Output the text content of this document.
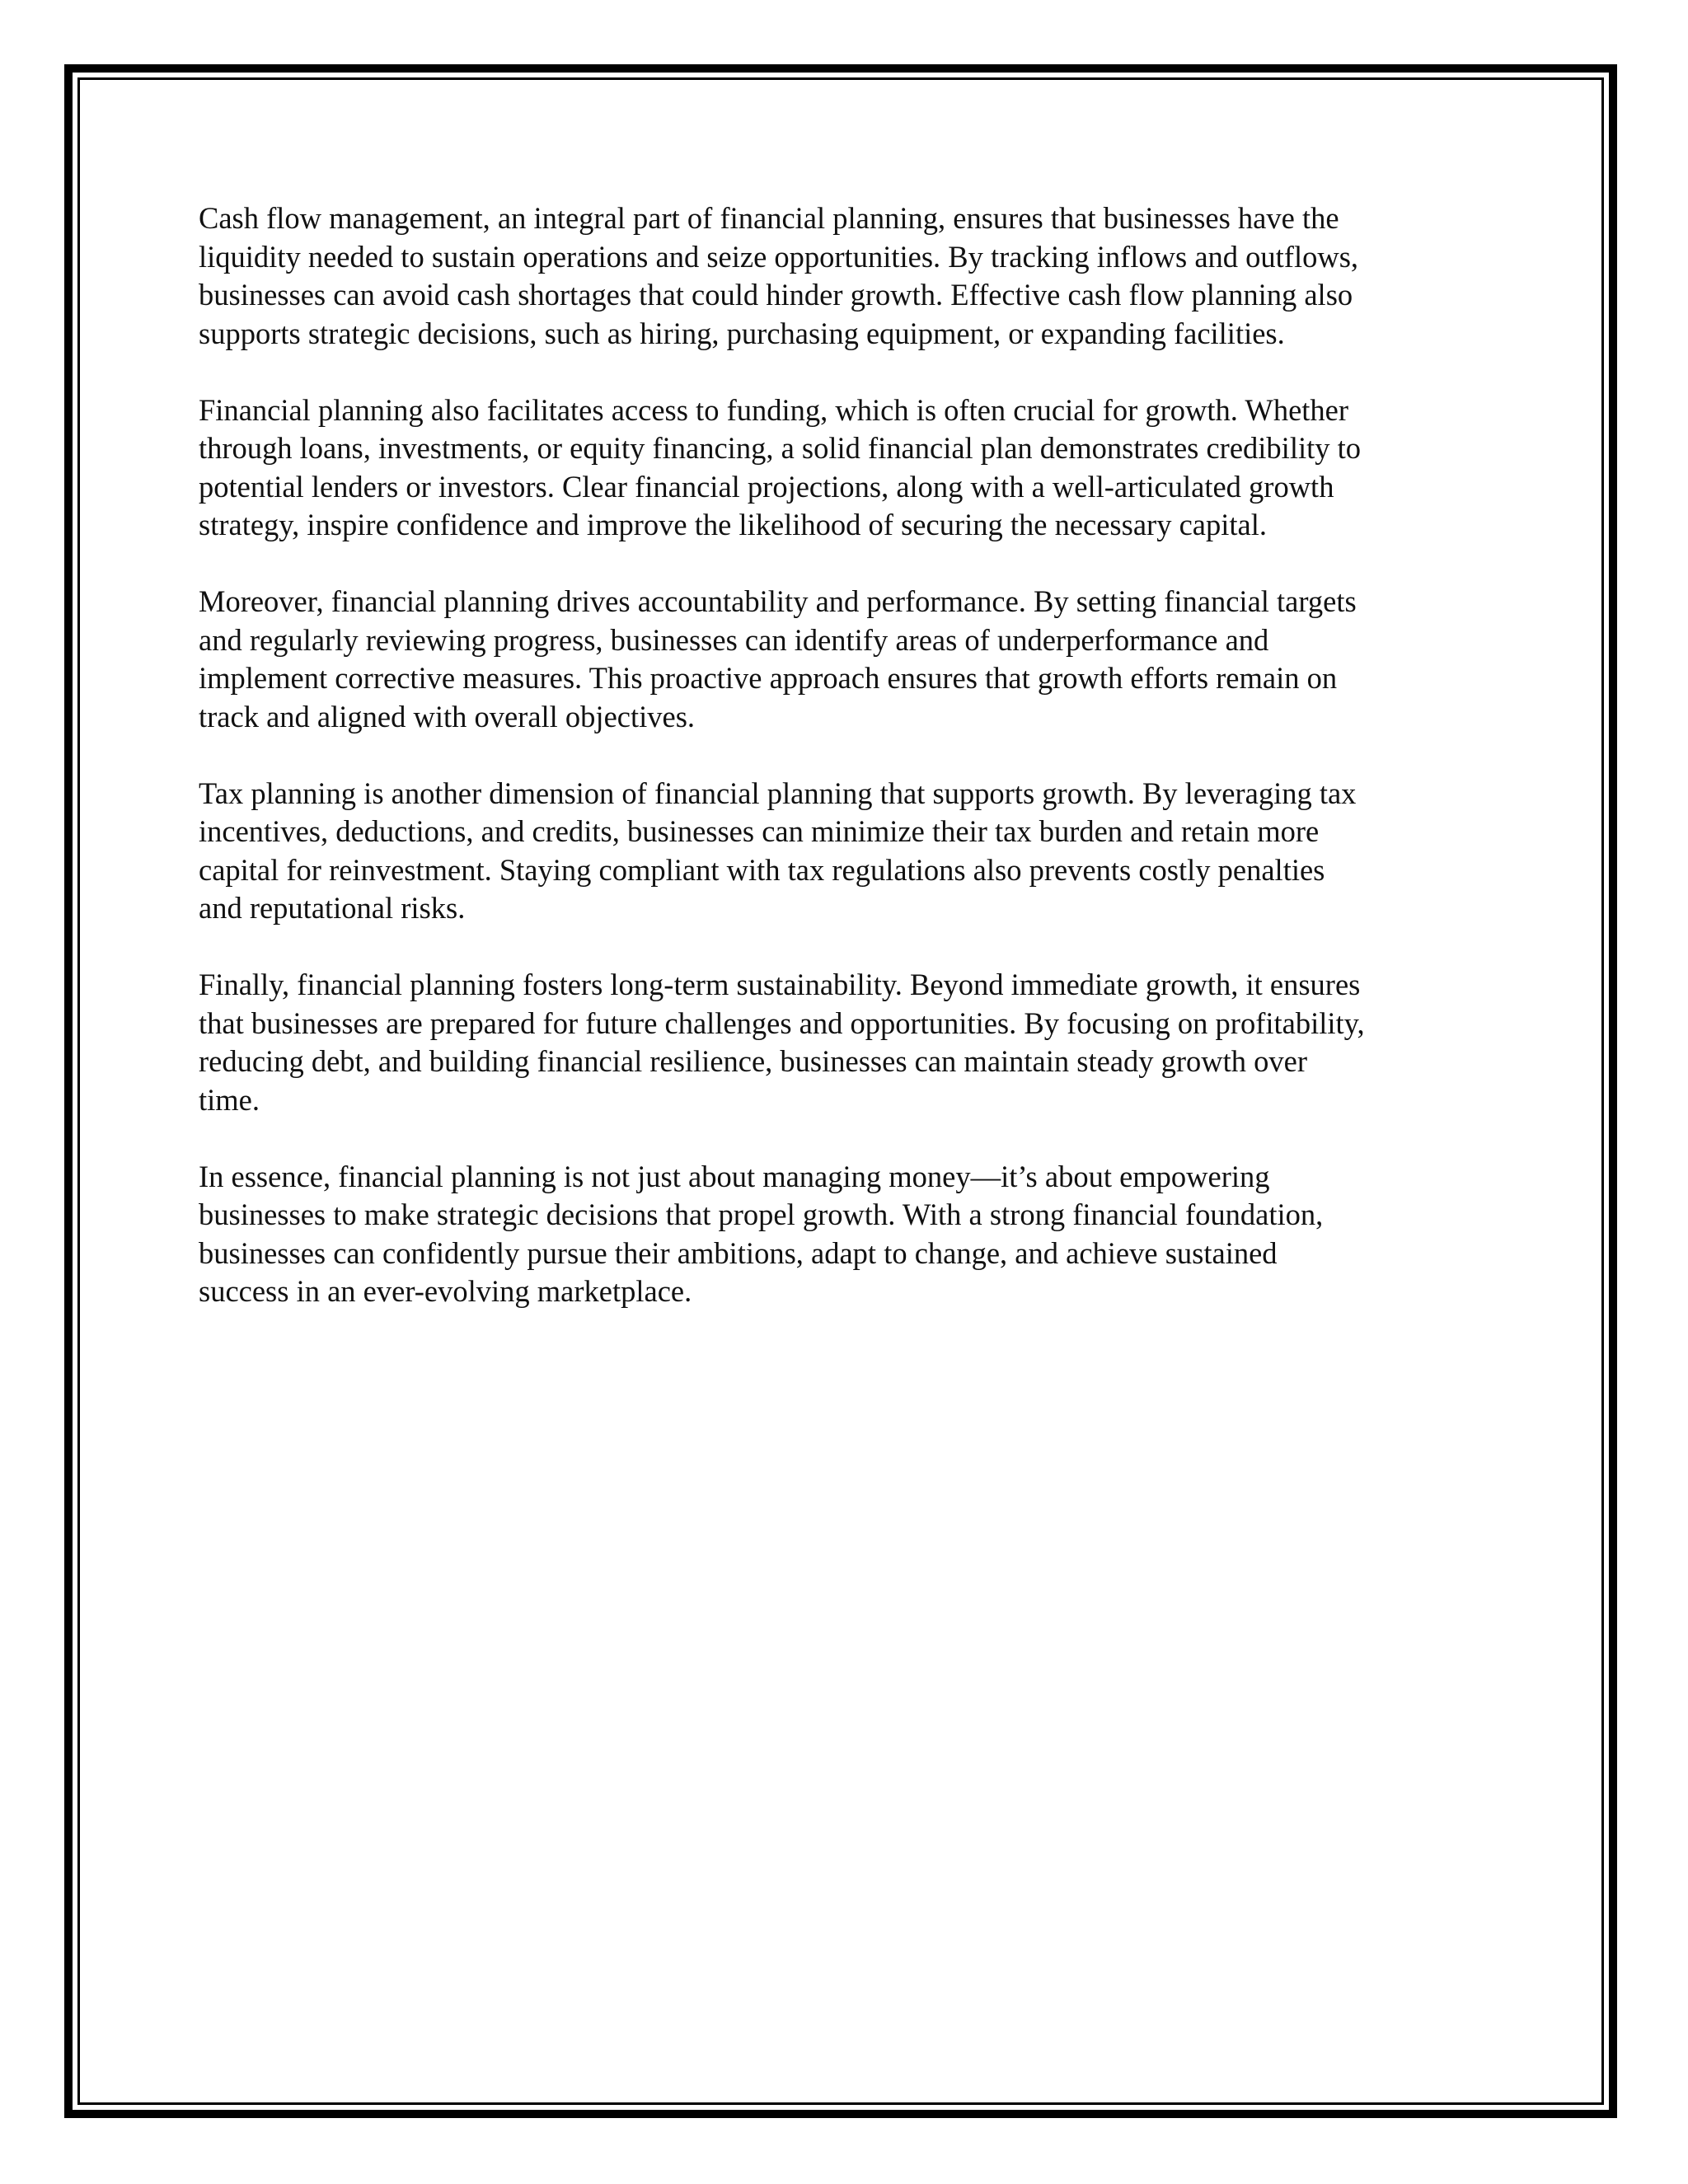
Cash flow management, an integral part of financial planning, ensures that businesses have the
liquidity needed to sustain operations and seize opportunities. By tracking inflows and outflows,
businesses can avoid cash shortages that could hinder growth. Effective cash flow planning also
supports strategic decisions, such as hiring, purchasing equipment, or expanding facilities.

Financial planning also facilitates access to funding, which is often crucial for growth. Whether
through loans, investments, or equity financing, a solid financial plan demonstrates credibility to
potential lenders or investors. Clear financial projections, along with a well-articulated growth
strategy, inspire confidence and improve the likelihood of securing the necessary capital.

Moreover, financial planning drives accountability and performance. By setting financial targets
and regularly reviewing progress, businesses can identify areas of underperformance and
implement corrective measures. This proactive approach ensures that growth efforts remain on
track and aligned with overall objectives.

Tax planning is another dimension of financial planning that supports growth. By leveraging tax
incentives, deductions, and credits, businesses can minimize their tax burden and retain more
capital for reinvestment. Staying compliant with tax regulations also prevents costly penalties
and reputational risks.

Finally, financial planning fosters long-term sustainability. Beyond immediate growth, it ensures
that businesses are prepared for future challenges and opportunities. By focusing on profitability,
reducing debt, and building financial resilience, businesses can maintain steady growth over
time.

In essence, financial planning is not just about managing money—it’s about empowering
businesses to make strategic decisions that propel growth. With a strong financial foundation,
businesses can confidently pursue their ambitions, adapt to change, and achieve sustained
success in an ever-evolving marketplace.
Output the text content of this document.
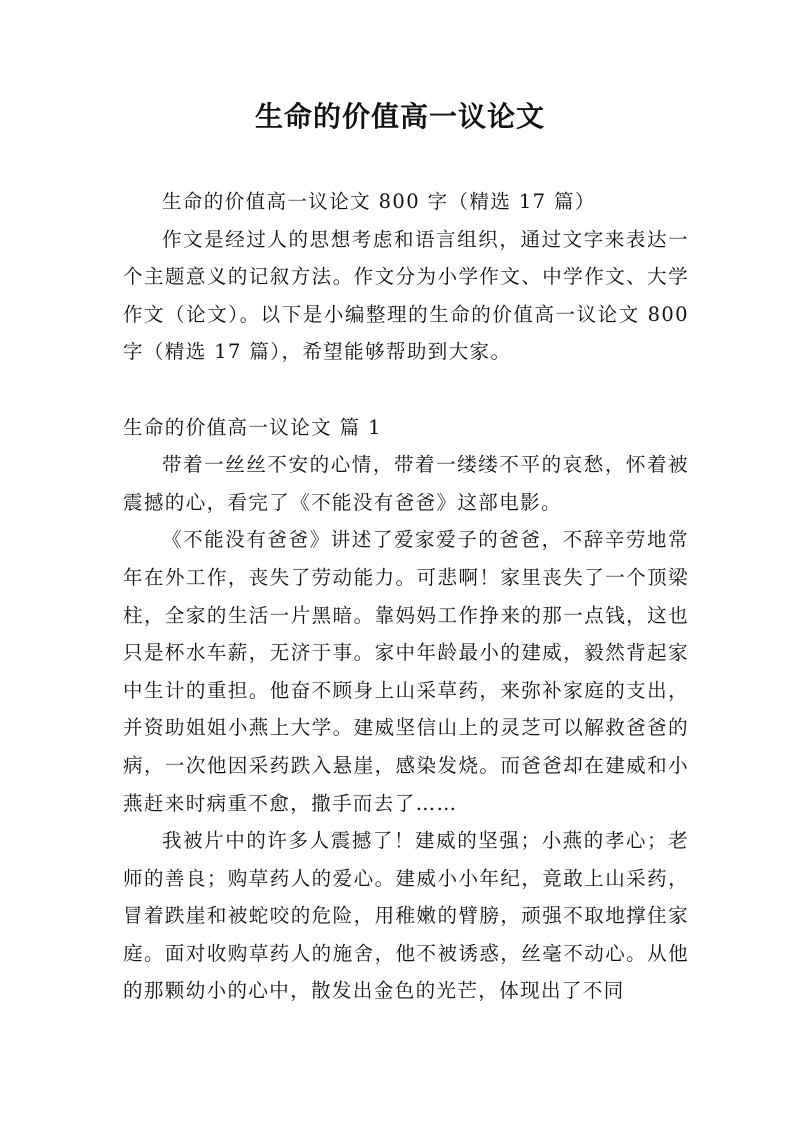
生命的价值高一议论文

生命的价值高一议论文 800 字（精选 17 篇）

作文是经过人的思想考虑和语言组织，通过文字来表达一个主题意义的记叙方法。作文分为小学作文、中学作文、大学作文（论文）。以下是小编整理的生命的价值高一议论文 800 字（精选 17 篇），希望能够帮助到大家。

生命的价值高一议论文 篇 1

带着一丝丝不安的心情，带着一缕缕不平的哀愁，怀着被震撼的心，看完了《不能没有爸爸》这部电影。

《不能没有爸爸》讲述了爱家爱子的爸爸，不辞辛劳地常年在外工作，丧失了劳动能力。可悲啊！家里丧失了一个顶梁柱，全家的生活一片黑暗。靠妈妈工作挣来的那一点钱，这也只是杯水车薪，无济于事。家中年龄最小的建威，毅然背起家中生计的重担。他奋不顾身上山采草药，来弥补家庭的支出，并资助姐姐小燕上大学。建威坚信山上的灵芝可以解救爸爸的病，一次他因采药跌入悬崖，感染发烧。而爸爸却在建威和小燕赶来时病重不愈，撒手而去了……

我被片中的许多人震撼了！建威的坚强；小燕的孝心；老师的善良；购草药人的爱心。建威小小年纪，竟敢上山采药，冒着跌崖和被蛇咬的危险，用稚嫩的臂膀，顽强不取地撑住家庭。面对收购草药人的施舍，他不被诱惑，丝毫不动心。从他的那颗幼小的心中，散发出金色的光芒，体现出了不同
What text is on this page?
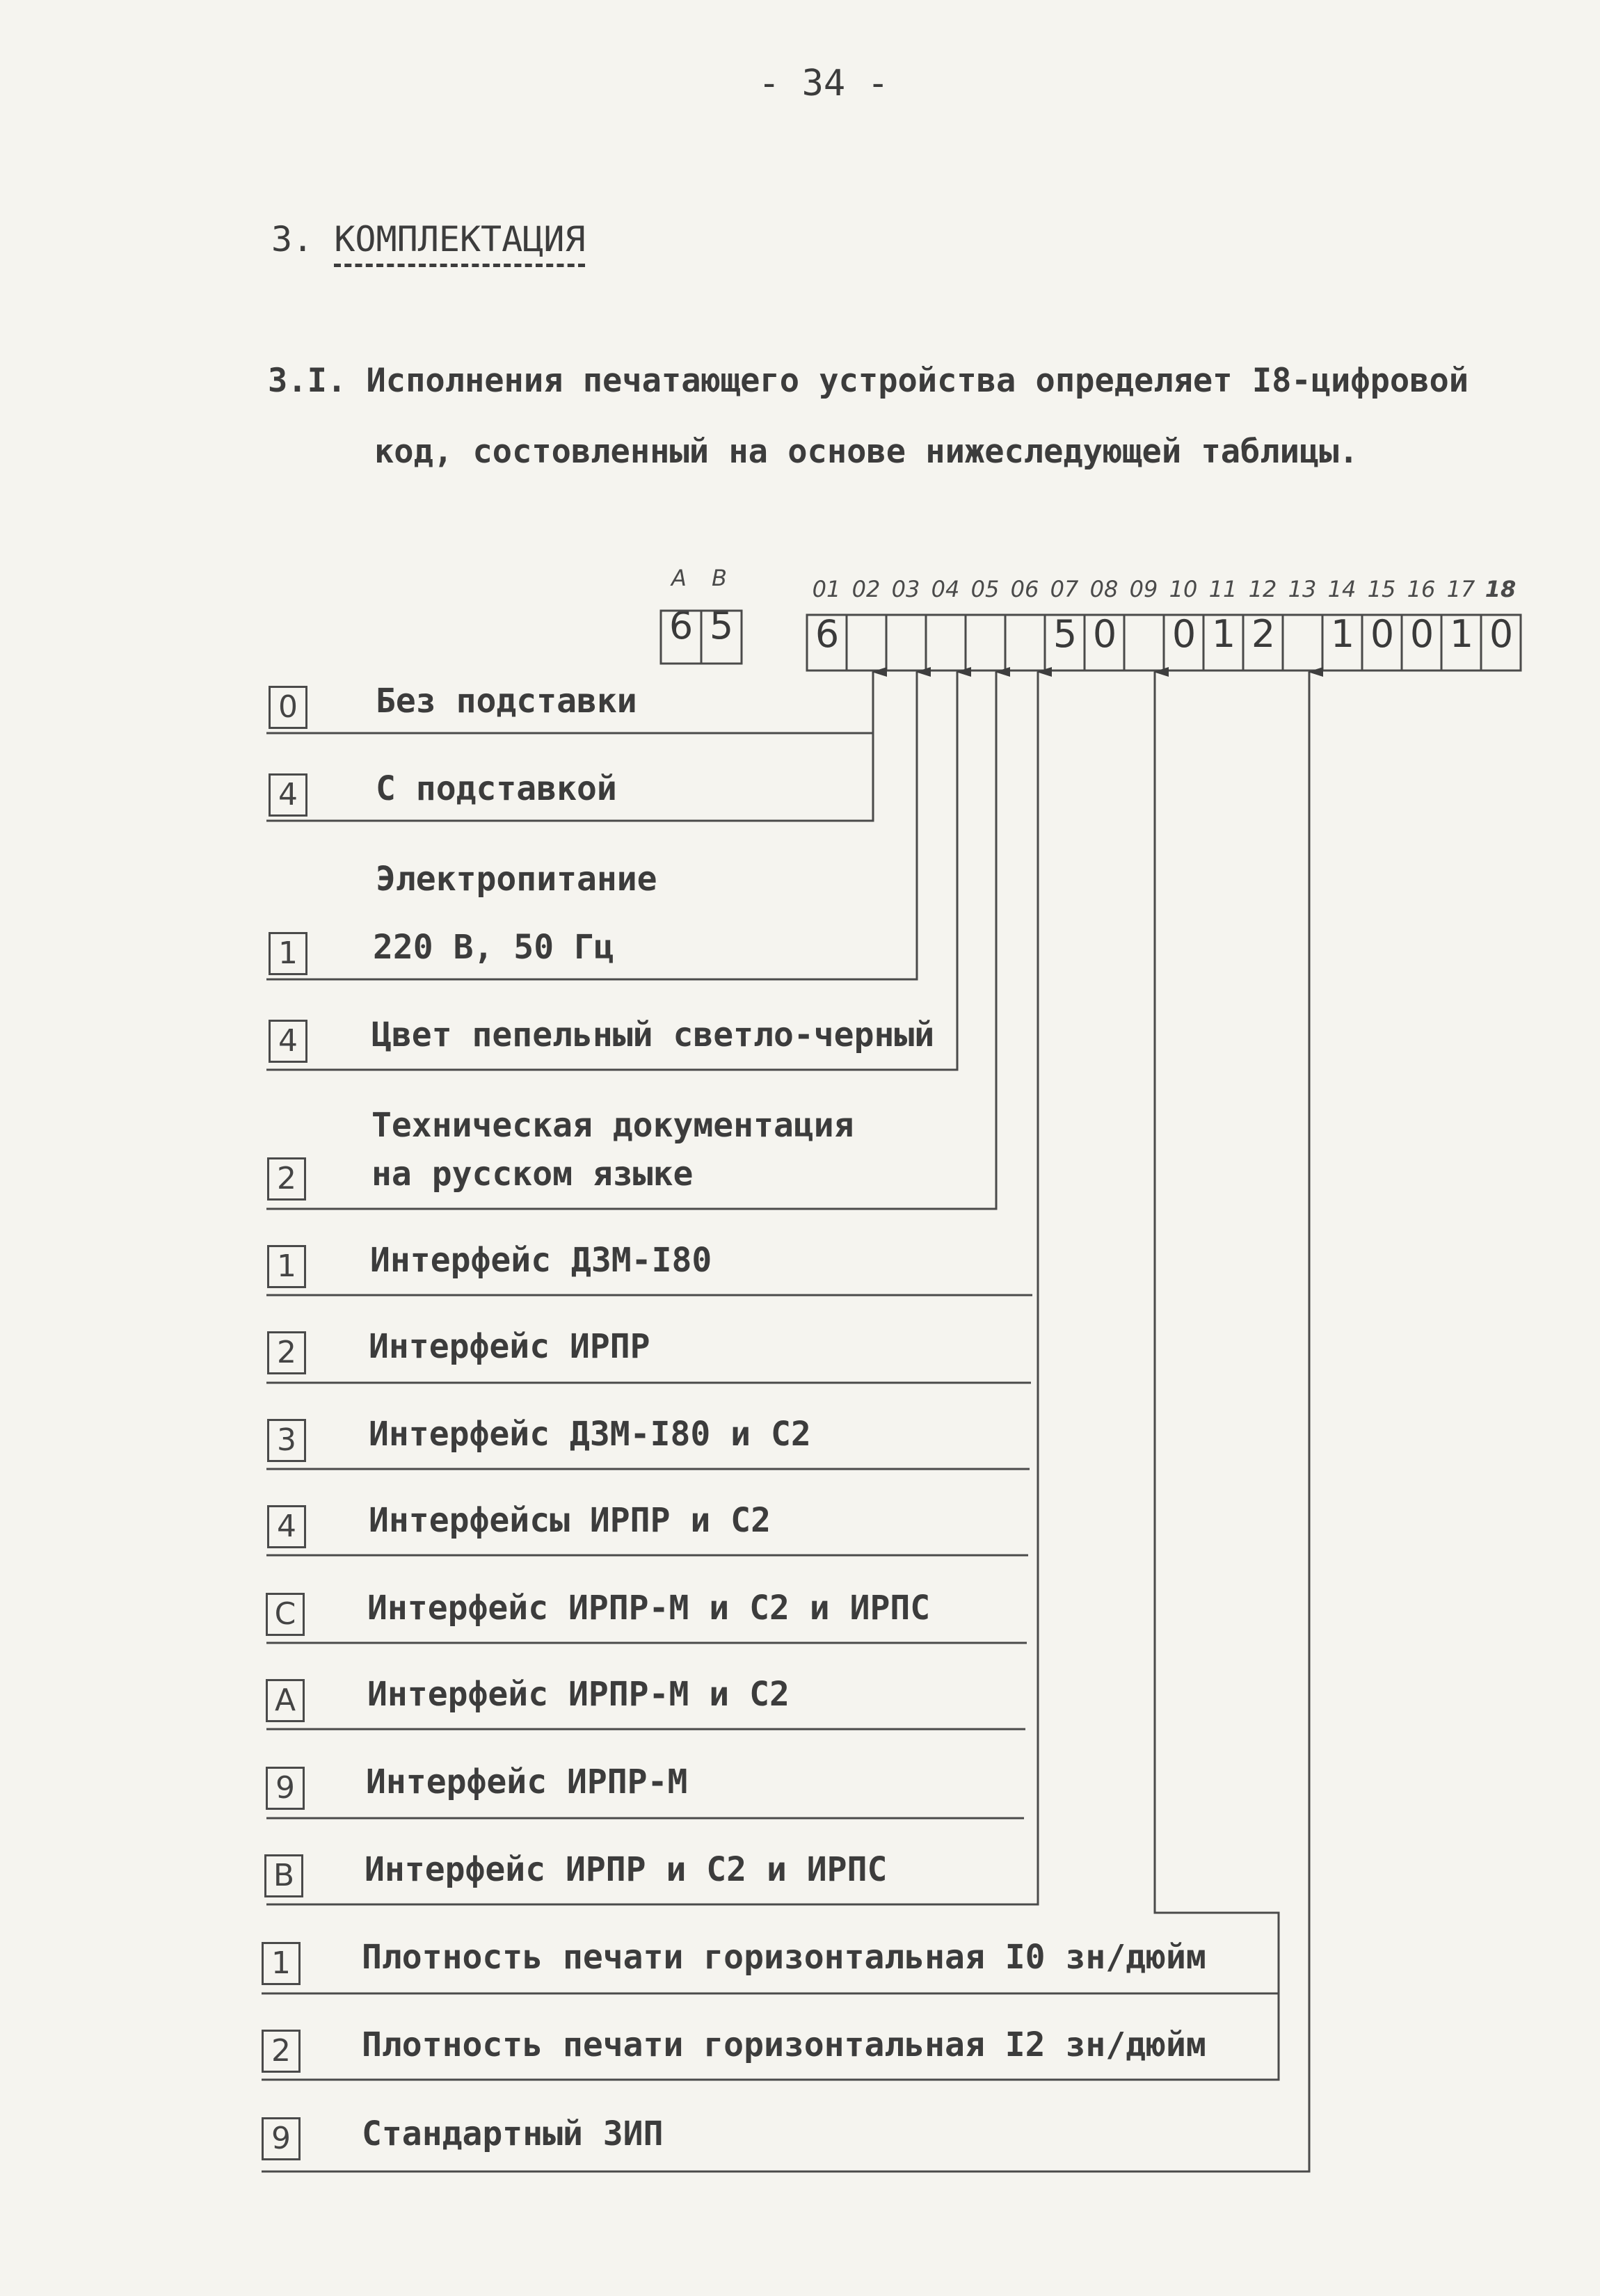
- 34 -
3. КОМПЛЕКТАЦИЯ
3.I. Исполнения печатающего устройства определяет I8-цифровой
код, состовленный на основе нижеследующей таблицы.
A	B
6 5
01 02 03 04 05 06 07 08 09 10 11 12 13 14 15 16 17 18
6	5 0 0 1 2 1 0 0 1 0
0 Без подставки
4 С подставкой
Электропитание
1 220 В, 50 Гц
4 Цвет пепельный светло-черный
Техническая документация
2 на русском языке
1 Интерфейс ДЗМ-I80
2 Интерфейс ИРПР
3 Интерфейс ДЗМ-I80 и С2
4 Интерфейсы ИРПР и С2
С Интерфейс ИРПР-М и С2 и ИРПС
А Интерфейс ИРПР-М и С2
9 Интерфейс ИРПР-М
В Интерфейс ИРПР и С2 и ИРПС
1 Плотность печати горизонтальная I0 зн/дюйм
2 Плотность печати горизонтальная I2 зн/дюйм
9 Стандартный ЗИП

:::::

## Given problem:
Scan the material above. Copy each line that holds the word "不能没有爸爸".

## Answer to the exercise:
带着一丝丝不安的心情，带着一缕缕不平的哀愁，怀着被震撼的心，看完了《不能没有爸爸》这部电影。
《不能没有爸爸》讲述了爱家爱子的爸爸，不辞辛劳地常年在外工作，丧失了劳动能力。可悲啊！家里丧失了一个顶梁柱，全家的生活一片黑暗。靠妈妈工作挣来的那一点钱，这也只是杯水车薪，无济于事。家中年龄最小的建威，毅然背起家中生计的重担。他奋不顾身上山采草药，来弥补家庭的支出，并资助姐姐小燕上大学。建威坚信山上的灵芝可以解救爸爸的病，一次他因采药跌入悬崖，感染发烧。而爸爸却在建威和小燕赶来时病重不愈，撒手而去了……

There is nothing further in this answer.